● **DIRECTIVE**
Copy each line of the records that contains the word "National".

(Stored entries)

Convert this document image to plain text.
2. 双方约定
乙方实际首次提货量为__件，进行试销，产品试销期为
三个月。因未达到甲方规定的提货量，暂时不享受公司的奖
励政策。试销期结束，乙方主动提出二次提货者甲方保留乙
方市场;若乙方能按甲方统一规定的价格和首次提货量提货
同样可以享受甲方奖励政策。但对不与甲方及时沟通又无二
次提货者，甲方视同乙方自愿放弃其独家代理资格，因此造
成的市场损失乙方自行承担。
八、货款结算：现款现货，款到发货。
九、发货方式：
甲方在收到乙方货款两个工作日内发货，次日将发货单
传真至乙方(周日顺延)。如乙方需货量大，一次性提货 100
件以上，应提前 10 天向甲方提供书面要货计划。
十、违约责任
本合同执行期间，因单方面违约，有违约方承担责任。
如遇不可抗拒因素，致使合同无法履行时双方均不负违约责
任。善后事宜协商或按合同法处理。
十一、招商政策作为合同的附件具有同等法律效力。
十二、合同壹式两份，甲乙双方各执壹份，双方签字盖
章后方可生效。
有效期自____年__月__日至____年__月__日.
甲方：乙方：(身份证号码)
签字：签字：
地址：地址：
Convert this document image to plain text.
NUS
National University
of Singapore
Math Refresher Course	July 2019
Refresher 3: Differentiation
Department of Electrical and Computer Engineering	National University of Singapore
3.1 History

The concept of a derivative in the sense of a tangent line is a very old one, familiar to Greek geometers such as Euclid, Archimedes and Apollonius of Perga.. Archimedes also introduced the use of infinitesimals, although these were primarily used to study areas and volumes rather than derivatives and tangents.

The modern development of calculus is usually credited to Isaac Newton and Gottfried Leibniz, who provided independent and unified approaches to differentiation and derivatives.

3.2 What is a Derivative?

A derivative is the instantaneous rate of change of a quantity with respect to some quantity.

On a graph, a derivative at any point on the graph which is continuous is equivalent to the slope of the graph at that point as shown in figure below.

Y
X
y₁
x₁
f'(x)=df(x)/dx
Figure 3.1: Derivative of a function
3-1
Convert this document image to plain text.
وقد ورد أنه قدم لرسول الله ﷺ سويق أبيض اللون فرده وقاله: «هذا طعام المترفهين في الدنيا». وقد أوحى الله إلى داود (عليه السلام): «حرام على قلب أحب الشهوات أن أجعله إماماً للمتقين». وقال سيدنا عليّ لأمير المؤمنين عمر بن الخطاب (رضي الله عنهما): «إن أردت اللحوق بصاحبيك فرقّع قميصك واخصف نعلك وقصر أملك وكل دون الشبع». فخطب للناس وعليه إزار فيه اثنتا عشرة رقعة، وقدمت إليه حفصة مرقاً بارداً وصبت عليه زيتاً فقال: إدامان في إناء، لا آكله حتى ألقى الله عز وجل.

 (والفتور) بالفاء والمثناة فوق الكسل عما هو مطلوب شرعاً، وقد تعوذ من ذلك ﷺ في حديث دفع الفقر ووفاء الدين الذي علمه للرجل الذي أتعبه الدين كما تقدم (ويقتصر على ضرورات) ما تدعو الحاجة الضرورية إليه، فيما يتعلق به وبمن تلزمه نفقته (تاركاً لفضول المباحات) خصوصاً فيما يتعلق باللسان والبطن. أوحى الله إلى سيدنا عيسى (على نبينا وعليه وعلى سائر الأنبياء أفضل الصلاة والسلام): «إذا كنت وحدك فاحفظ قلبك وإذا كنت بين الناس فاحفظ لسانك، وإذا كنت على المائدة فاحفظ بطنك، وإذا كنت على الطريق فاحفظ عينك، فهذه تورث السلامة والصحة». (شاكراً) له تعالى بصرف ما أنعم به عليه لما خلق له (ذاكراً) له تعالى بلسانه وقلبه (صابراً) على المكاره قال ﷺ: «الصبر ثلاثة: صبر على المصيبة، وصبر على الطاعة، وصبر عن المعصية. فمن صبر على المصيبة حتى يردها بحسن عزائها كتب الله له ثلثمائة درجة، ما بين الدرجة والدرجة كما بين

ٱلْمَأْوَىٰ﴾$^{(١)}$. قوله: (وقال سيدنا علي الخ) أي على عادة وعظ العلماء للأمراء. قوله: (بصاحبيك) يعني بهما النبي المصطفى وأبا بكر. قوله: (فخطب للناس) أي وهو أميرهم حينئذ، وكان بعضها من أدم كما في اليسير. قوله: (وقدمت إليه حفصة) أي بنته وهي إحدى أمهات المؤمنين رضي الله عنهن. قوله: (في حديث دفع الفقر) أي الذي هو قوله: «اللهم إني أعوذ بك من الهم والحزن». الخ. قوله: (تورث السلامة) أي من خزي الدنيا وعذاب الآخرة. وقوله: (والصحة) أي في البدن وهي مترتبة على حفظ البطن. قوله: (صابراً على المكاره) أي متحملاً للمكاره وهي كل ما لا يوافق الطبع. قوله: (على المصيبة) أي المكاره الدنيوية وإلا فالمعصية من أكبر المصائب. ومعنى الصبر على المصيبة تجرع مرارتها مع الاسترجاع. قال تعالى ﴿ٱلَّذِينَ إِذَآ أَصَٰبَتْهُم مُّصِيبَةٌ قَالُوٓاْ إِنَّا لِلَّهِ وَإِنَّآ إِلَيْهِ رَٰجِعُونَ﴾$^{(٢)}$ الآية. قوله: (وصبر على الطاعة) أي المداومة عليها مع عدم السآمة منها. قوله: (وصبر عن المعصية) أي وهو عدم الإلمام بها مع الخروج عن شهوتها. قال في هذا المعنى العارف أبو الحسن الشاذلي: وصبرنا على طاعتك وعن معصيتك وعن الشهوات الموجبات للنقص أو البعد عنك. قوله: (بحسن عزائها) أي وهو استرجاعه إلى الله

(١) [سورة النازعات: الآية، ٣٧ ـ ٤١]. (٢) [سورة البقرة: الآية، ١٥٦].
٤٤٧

● **RESULT OF THIS EXERCISE**
National University
Department of Electrical and Computer Engineering	National University of Singapore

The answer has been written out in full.